--- START OF Data provided ---
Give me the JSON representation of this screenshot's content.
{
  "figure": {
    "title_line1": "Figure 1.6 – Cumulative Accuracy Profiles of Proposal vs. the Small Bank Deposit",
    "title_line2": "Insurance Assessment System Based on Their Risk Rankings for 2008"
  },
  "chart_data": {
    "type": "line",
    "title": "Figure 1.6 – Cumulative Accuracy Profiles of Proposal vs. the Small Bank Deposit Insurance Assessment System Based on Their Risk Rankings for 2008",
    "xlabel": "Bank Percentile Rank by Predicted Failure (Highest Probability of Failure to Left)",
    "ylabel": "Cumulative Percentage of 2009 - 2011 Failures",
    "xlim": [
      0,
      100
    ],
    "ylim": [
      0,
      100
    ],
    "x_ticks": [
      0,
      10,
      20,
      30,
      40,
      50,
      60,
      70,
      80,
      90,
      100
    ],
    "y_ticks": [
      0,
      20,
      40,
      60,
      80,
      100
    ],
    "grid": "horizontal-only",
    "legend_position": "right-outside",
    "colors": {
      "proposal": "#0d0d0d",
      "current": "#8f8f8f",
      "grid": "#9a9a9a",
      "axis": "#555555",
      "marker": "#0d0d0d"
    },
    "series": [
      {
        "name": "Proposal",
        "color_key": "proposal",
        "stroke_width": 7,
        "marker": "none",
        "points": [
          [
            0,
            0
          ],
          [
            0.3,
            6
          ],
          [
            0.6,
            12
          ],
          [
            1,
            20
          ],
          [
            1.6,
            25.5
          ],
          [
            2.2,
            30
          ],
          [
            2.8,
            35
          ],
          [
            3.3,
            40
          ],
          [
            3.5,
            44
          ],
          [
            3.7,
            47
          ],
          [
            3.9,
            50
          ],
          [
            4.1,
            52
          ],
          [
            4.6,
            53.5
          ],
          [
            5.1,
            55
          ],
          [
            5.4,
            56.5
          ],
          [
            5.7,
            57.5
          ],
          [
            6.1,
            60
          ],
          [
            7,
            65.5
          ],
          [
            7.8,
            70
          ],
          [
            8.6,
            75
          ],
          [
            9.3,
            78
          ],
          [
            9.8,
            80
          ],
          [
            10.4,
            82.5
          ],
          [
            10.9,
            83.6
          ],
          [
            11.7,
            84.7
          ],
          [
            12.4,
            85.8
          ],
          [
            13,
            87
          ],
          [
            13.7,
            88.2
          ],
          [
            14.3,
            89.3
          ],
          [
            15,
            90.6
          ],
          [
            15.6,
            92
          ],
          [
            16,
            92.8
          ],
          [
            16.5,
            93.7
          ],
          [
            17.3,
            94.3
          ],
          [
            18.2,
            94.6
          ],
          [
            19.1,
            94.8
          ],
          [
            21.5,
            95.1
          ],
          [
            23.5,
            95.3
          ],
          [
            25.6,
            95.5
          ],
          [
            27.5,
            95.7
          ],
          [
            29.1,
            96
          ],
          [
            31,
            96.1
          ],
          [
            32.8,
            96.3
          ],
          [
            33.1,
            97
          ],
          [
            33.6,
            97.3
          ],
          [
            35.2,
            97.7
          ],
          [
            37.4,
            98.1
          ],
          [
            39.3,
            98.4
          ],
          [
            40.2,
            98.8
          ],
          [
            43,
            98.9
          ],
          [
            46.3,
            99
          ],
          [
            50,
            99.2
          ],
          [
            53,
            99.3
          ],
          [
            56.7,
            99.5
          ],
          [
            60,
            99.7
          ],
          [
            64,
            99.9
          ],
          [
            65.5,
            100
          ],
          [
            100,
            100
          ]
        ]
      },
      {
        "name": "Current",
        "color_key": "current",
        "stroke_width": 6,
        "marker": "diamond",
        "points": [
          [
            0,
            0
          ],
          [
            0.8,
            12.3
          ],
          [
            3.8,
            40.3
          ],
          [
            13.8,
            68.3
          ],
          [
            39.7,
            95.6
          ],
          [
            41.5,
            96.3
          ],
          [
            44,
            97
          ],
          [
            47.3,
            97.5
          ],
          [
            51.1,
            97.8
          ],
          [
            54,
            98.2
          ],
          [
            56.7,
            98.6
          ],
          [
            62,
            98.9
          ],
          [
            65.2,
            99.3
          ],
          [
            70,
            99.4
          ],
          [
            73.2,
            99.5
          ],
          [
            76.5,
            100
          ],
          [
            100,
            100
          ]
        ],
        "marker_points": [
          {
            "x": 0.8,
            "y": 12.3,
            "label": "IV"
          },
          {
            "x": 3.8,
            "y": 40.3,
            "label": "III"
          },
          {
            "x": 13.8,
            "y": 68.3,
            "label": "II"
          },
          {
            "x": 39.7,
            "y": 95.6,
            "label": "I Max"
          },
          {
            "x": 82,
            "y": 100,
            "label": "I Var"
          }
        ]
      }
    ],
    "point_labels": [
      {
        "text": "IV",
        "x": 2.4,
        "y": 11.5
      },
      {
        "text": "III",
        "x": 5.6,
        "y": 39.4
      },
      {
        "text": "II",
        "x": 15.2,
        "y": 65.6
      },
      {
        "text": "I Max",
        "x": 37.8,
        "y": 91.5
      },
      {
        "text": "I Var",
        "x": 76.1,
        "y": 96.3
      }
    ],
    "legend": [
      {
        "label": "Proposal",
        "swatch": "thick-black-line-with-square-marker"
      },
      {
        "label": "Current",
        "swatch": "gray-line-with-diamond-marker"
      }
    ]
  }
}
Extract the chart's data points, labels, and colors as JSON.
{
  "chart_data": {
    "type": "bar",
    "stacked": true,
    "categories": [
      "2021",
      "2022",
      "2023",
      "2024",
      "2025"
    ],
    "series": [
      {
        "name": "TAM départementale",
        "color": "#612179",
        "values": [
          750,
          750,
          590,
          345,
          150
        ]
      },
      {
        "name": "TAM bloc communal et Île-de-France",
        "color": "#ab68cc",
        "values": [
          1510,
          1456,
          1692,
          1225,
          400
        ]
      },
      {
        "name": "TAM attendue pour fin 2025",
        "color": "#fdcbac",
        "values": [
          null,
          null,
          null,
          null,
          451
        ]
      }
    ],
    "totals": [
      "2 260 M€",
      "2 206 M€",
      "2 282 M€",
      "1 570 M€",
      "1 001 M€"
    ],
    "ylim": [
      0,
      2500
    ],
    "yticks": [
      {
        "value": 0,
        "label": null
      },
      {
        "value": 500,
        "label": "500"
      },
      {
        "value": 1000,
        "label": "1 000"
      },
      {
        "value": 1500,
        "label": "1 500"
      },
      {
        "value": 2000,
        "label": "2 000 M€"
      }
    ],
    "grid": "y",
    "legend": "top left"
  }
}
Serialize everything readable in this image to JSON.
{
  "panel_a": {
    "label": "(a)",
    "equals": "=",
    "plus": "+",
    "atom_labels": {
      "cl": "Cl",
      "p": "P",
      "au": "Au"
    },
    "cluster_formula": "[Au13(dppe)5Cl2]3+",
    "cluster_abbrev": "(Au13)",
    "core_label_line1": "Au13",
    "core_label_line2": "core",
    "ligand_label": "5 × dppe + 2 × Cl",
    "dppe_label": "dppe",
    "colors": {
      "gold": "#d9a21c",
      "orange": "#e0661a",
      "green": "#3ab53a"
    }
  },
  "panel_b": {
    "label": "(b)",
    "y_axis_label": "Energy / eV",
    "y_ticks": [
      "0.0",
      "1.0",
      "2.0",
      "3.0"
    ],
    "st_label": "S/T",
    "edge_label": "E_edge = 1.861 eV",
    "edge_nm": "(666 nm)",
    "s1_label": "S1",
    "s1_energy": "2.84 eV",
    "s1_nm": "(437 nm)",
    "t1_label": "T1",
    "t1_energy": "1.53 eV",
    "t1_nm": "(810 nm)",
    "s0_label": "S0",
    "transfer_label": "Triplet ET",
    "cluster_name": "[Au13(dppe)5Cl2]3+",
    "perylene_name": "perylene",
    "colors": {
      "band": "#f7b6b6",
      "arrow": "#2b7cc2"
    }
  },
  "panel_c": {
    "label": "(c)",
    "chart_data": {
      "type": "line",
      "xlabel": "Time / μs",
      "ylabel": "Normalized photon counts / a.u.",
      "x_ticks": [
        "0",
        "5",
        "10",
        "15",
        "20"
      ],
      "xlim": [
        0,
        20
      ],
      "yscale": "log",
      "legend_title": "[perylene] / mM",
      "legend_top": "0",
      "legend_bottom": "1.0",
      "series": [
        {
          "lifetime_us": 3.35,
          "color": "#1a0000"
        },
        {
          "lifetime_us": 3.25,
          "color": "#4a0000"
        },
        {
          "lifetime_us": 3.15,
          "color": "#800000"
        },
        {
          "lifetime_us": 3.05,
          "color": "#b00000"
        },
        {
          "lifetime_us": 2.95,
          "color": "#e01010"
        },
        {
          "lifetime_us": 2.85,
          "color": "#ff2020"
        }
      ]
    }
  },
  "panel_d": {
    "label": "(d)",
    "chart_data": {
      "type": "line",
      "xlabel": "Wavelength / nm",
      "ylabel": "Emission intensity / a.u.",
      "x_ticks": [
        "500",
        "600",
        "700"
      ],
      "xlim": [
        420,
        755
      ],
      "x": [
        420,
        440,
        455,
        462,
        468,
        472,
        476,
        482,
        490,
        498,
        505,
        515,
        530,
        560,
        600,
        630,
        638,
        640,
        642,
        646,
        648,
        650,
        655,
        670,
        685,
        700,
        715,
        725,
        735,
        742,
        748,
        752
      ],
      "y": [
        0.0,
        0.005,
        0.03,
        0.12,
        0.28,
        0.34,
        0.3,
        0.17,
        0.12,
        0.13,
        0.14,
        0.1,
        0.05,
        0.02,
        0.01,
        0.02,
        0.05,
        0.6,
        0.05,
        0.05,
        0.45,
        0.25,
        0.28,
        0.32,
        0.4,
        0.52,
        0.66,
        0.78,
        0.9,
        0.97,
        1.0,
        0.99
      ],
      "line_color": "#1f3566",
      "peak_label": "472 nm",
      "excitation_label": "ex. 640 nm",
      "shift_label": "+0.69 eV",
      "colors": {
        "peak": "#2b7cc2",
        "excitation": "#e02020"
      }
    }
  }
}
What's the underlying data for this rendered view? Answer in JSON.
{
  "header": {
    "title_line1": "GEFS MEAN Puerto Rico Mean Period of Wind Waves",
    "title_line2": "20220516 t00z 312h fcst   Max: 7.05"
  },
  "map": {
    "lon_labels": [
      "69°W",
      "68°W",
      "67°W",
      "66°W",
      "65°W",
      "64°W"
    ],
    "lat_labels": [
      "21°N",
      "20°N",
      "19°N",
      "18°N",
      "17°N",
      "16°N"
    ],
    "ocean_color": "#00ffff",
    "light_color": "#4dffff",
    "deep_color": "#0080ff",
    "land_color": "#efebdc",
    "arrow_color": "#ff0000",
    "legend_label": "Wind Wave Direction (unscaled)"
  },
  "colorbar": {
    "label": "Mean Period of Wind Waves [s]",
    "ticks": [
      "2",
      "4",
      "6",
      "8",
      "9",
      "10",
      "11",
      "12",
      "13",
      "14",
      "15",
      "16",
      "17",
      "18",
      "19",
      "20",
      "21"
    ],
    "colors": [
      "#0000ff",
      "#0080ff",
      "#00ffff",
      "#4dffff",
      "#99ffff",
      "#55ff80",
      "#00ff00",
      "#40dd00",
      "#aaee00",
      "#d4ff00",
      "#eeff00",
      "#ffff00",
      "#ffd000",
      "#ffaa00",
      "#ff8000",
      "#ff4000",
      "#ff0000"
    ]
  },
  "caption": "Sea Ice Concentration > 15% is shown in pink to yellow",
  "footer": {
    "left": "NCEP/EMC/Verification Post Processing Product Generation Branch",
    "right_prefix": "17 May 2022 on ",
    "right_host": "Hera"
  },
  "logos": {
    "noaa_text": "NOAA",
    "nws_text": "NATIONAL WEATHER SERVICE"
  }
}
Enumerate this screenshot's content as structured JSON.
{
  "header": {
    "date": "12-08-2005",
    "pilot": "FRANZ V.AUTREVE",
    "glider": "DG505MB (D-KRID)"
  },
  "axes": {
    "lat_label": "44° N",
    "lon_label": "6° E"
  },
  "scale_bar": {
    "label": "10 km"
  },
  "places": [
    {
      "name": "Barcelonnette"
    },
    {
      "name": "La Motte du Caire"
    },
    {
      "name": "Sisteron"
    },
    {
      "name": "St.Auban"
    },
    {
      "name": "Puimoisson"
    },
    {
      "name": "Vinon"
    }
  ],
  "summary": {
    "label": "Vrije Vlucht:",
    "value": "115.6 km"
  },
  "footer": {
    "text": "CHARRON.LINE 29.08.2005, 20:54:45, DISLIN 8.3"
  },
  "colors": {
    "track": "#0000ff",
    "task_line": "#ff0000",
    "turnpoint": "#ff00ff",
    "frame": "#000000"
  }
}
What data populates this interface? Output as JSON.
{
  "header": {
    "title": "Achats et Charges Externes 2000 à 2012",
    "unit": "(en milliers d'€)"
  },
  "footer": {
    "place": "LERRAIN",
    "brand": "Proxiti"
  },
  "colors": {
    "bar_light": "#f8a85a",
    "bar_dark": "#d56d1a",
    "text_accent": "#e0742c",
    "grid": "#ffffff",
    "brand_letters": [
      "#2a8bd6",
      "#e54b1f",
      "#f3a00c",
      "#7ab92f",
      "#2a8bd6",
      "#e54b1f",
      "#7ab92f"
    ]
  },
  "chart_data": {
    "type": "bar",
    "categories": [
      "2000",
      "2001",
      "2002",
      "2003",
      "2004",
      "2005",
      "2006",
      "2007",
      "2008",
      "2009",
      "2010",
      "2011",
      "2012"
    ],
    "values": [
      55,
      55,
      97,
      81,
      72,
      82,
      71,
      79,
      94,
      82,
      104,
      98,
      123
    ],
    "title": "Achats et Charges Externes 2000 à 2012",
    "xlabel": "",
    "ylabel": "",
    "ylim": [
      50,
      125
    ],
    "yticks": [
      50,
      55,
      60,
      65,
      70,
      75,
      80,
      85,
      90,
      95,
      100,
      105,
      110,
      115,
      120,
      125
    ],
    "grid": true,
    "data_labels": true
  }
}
--- END OF Data provided ---
▶ **Exercise objective**
Go back to the data above and please quote exactly, and only, the lines from the line with "What data populates" through its last line.

▶ **Problem solution**
What data populates this interface? Output as JSON.
{
  "header": {
    "title": "Achats et Charges Externes 2000 à 2012",
    "unit": "(en milliers d'€)"
  },
  "footer": {
    "place": "LERRAIN",
    "brand": "Proxiti"
  },
  "colors": {
    "bar_light": "#f8a85a",
    "bar_dark": "#d56d1a",
    "text_accent": "#e0742c",
    "grid": "#ffffff",
    "brand_letters": [
      "#2a8bd6",
      "#e54b1f",
      "#f3a00c",
      "#7ab92f",
      "#2a8bd6",
      "#e54b1f",
      "#7ab92f"
    ]
  },
  "chart_data": {
    "type": "bar",
    "categories": [
      "2000",
      "2001",
      "2002",
      "2003",
      "2004",
      "2005",
      "2006",
      "2007",
      "2008",
      "2009",
      "2010",
      "2011",
      "2012"
    ],
    "values": [
      55,
      55,
      97,
      81,
      72,
      82,
      71,
      79,
      94,
      82,
      104,
      98,
      123
    ],
    "title": "Achats et Charges Externes 2000 à 2012",
    "xlabel": "",
    "ylabel": "",
    "ylim": [
      50,
      125
    ],
    "yticks": [
      50,
      55,
      60,
      65,
      70,
      75,
      80,
      85,
      90,
      95,
      100,
      105,
      110,
      115,
      120,
      125
    ],
    "grid": true,
    "data_labels": true
  }
}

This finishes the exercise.